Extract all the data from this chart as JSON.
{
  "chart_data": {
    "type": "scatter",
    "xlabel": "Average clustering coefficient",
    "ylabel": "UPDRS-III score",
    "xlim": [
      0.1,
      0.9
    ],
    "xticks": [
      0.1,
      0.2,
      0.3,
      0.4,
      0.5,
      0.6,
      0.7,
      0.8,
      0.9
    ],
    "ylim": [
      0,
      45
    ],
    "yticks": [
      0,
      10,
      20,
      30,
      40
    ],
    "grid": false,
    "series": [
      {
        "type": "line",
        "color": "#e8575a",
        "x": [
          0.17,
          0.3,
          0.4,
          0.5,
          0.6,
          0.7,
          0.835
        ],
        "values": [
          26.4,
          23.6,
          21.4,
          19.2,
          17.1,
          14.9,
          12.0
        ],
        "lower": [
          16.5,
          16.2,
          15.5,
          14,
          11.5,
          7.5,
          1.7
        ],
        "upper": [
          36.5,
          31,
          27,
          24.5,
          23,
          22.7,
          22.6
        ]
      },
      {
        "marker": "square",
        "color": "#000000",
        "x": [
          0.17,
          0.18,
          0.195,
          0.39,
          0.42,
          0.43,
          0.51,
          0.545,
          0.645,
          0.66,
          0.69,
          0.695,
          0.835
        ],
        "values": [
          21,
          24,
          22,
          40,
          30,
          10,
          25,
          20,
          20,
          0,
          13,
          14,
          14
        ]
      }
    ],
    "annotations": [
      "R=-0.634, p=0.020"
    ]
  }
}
++++
- PROBLEM DESCRIPTION -
Print the entries exactly. Include every one.

- RESPONSE -
Extract all the data from this chart as JSON.
{
  "chart_data": {
    "type": "scatter",
    "xlabel": "Average clustering coefficient",
    "ylabel": "UPDRS-III score",
    "xlim": [
      0.1,
      0.9
    ],
    "xticks": [
      0.1,
      0.2,
      0.3,
      0.4,
      0.5,
      0.6,
      0.7,
      0.8,
      0.9
    ],
    "ylim": [
      0,
      45
    ],
    "yticks": [
      0,
      10,
      20,
      30,
      40
    ],
    "grid": false,
    "series": [
      {
        "type": "line",
        "color": "#e8575a",
        "x": [
          0.17,
          0.3,
          0.4,
          0.5,
          0.6,
          0.7,
          0.835
        ],
        "values": [
          26.4,
          23.6,
          21.4,
          19.2,
          17.1,
          14.9,
          12.0
        ],
        "lower": [
          16.5,
          16.2,
          15.5,
          14,
          11.5,
          7.5,
          1.7
        ],
        "upper": [
          36.5,
          31,
          27,
          24.5,
          23,
          22.7,
          22.6
        ]
      },
      {
        "marker": "square",
        "color": "#000000",
        "x": [
          0.17,
          0.18,
          0.195,
          0.39,
          0.42,
          0.43,
          0.51,
          0.545,
          0.645,
          0.66,
          0.69,
          0.695,
          0.835
        ],
        "values": [
          21,
          24,
          22,
          40,
          30,
          10,
          25,
          20,
          20,
          0,
          13,
          14,
          14
        ]
      }
    ],
    "annotations": [
      "R=-0.634, p=0.020"
    ]
  }
}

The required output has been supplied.